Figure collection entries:
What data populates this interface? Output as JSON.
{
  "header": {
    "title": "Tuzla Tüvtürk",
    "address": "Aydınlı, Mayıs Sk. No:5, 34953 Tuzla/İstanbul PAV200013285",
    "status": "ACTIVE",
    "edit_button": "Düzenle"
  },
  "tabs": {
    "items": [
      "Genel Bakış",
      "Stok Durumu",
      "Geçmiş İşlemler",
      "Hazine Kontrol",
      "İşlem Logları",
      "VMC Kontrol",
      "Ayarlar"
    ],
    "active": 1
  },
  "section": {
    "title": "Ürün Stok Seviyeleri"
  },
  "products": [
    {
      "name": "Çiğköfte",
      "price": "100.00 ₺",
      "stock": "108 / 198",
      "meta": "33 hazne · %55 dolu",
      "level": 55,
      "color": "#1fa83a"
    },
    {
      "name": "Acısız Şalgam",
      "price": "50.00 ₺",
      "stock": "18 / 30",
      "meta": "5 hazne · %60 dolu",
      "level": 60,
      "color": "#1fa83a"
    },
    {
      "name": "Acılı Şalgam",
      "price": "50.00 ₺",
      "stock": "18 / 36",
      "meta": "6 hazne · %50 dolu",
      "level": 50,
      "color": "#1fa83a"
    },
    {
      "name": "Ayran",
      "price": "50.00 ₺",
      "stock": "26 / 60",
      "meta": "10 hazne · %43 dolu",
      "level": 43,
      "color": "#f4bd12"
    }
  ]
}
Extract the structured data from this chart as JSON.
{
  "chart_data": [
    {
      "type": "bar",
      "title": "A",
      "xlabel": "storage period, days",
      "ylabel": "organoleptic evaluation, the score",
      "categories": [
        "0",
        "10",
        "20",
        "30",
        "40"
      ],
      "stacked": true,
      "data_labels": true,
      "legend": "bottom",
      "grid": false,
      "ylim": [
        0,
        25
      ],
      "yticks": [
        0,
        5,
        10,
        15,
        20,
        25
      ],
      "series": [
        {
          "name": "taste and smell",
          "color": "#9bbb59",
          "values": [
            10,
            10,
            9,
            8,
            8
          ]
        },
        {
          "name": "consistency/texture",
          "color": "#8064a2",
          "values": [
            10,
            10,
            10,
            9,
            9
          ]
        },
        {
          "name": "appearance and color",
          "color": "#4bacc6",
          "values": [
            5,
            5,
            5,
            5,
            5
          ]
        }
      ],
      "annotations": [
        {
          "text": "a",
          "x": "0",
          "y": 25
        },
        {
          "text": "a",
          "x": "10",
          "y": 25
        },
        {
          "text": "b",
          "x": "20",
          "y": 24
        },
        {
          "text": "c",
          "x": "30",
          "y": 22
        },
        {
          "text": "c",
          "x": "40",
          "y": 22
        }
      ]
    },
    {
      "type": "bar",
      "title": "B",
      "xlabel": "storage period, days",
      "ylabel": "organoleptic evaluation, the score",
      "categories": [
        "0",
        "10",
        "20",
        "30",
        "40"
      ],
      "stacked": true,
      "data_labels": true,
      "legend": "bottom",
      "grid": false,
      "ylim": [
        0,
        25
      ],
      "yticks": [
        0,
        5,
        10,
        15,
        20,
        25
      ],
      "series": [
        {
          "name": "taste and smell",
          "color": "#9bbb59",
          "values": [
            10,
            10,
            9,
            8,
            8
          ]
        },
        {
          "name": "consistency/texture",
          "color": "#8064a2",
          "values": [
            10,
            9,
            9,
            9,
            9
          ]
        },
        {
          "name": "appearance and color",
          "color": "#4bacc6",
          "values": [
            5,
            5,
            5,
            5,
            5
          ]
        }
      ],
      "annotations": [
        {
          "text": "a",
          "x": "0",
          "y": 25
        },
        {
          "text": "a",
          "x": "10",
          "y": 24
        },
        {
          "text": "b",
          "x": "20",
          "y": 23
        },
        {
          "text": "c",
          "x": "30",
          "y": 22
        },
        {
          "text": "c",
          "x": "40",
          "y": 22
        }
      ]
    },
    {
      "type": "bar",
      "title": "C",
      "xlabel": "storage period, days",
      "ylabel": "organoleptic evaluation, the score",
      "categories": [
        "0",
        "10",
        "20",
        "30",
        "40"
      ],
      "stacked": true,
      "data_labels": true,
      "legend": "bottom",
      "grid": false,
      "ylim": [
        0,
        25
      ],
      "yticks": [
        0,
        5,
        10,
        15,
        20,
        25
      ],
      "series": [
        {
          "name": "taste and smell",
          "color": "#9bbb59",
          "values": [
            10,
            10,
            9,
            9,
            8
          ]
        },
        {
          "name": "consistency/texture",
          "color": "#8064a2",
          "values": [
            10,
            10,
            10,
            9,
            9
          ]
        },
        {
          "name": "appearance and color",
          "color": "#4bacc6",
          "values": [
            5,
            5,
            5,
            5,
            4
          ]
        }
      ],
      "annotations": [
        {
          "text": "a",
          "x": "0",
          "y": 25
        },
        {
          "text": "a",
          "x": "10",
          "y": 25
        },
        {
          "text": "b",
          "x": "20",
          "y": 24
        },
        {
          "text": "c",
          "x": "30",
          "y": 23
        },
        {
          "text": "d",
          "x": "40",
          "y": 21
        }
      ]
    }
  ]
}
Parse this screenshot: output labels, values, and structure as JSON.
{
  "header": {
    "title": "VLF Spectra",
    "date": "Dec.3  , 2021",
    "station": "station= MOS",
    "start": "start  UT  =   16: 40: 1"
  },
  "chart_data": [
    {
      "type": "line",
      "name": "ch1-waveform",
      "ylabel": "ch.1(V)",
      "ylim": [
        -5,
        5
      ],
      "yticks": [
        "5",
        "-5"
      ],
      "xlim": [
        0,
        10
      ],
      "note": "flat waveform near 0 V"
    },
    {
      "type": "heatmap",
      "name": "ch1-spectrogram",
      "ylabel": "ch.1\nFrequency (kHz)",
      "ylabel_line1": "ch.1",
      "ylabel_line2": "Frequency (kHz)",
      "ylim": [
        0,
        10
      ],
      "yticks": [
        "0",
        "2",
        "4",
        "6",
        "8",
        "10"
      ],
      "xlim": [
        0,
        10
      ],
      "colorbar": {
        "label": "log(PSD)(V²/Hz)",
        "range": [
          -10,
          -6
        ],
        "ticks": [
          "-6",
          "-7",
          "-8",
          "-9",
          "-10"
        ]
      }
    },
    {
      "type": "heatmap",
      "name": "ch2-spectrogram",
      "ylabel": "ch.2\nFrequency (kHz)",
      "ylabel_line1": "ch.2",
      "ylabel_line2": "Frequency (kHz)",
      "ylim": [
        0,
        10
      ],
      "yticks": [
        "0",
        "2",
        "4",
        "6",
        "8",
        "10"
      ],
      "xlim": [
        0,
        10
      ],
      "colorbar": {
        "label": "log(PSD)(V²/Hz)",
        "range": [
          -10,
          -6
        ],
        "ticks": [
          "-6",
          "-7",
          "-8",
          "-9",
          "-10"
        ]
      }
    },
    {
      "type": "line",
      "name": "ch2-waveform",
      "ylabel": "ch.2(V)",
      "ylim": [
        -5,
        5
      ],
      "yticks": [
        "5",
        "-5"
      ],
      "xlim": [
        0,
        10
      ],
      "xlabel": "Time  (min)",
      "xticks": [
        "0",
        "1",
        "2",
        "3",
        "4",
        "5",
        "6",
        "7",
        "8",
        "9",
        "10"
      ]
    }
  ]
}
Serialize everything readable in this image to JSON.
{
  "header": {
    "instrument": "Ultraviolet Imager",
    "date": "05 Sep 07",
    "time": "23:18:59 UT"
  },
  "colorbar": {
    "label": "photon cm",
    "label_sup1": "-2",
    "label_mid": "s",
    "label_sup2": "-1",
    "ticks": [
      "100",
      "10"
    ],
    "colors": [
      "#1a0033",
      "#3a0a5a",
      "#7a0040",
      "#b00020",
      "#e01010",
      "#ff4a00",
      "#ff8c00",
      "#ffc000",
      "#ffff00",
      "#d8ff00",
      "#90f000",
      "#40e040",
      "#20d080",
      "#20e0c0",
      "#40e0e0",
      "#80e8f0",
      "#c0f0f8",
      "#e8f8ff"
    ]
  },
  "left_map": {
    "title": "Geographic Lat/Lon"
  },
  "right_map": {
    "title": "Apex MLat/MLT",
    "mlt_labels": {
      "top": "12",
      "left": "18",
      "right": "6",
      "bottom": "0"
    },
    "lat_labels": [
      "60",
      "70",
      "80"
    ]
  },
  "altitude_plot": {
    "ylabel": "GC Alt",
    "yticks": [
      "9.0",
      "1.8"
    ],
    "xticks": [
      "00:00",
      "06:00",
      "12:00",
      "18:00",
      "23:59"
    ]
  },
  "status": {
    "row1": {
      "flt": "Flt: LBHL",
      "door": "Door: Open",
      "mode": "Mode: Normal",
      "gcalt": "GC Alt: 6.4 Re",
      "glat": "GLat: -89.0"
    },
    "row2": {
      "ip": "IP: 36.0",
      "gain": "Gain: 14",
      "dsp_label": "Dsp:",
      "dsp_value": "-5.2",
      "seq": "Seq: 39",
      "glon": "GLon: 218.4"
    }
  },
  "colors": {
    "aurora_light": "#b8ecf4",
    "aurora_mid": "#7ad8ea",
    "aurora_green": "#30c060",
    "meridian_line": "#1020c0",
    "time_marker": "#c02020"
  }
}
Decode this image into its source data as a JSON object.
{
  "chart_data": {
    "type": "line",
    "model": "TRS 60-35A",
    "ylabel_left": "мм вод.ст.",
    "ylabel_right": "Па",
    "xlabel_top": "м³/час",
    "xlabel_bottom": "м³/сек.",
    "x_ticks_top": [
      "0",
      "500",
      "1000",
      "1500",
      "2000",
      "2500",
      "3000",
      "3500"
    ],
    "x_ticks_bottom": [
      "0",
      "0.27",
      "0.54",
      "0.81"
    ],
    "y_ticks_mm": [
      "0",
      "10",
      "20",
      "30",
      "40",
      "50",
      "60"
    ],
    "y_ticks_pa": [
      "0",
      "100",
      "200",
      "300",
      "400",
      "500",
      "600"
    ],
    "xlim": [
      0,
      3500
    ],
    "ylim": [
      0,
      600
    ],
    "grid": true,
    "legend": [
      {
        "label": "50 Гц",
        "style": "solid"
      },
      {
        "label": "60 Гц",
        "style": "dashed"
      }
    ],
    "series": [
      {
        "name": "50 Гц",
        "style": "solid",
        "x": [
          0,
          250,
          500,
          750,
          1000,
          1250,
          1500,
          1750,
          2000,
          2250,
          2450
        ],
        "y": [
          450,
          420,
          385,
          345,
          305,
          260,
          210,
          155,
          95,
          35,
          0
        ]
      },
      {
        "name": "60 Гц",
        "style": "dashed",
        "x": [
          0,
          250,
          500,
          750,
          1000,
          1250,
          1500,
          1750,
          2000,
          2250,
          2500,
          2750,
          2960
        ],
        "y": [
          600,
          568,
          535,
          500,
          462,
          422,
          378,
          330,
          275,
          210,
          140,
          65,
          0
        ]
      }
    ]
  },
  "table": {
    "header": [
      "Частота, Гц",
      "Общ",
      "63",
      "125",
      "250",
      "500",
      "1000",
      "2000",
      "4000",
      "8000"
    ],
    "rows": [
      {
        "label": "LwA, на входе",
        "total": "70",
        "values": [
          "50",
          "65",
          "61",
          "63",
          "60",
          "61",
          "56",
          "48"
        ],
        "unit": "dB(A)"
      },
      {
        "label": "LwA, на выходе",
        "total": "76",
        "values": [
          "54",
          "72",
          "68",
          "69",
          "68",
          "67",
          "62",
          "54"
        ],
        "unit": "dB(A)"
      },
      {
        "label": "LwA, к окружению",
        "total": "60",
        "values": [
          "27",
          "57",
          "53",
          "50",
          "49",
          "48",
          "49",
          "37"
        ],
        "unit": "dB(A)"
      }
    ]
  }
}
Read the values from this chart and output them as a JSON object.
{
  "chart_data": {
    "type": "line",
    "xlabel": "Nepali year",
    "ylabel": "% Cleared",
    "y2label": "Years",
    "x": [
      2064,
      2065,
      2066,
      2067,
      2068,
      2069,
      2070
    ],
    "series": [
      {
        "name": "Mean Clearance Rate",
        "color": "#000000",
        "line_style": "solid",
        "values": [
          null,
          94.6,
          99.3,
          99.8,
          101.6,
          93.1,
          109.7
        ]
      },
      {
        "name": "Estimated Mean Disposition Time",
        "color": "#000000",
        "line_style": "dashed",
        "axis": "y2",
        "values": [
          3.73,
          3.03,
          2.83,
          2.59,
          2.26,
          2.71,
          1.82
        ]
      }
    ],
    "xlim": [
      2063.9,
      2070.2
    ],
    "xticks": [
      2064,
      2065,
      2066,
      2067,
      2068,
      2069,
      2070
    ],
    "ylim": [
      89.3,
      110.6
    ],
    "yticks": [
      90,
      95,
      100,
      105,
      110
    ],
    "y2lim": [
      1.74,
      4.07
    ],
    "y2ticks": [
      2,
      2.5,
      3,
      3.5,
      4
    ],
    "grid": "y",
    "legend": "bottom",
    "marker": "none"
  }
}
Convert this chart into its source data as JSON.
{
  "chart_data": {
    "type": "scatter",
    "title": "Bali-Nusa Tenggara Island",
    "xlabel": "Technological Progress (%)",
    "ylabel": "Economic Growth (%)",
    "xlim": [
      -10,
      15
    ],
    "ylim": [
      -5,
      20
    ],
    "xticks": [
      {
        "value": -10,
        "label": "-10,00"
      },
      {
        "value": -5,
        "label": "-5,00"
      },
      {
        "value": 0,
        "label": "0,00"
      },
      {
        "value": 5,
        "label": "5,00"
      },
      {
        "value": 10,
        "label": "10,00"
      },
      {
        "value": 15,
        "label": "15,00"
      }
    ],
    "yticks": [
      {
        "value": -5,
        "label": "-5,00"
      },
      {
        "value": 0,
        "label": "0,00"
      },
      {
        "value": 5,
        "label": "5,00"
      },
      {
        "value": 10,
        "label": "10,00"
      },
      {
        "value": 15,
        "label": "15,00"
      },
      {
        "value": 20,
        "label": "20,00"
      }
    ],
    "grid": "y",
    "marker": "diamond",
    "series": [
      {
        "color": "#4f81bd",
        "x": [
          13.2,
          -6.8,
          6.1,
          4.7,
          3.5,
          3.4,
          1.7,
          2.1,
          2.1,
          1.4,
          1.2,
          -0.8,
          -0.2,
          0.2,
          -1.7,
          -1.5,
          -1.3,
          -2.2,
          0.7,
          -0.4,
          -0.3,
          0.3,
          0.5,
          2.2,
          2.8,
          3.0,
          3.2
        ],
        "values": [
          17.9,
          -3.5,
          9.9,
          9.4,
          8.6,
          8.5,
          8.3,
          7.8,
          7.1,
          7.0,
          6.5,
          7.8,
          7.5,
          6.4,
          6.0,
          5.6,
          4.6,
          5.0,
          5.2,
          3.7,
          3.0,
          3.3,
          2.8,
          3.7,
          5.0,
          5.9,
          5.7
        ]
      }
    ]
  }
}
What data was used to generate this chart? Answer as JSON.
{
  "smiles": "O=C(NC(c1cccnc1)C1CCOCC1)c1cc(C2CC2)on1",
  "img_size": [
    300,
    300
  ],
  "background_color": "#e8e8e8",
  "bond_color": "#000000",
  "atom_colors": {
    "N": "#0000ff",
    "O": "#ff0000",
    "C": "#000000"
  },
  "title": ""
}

TASK TO CARRY OUT: Your task is to pick out every line with the string "nFrequency" and copy it.

RESULT FOR THIS TASK:
      "ylabel": "ch.1\nFrequency (kHz)",
      "ylabel": "ch.2\nFrequency (kHz)",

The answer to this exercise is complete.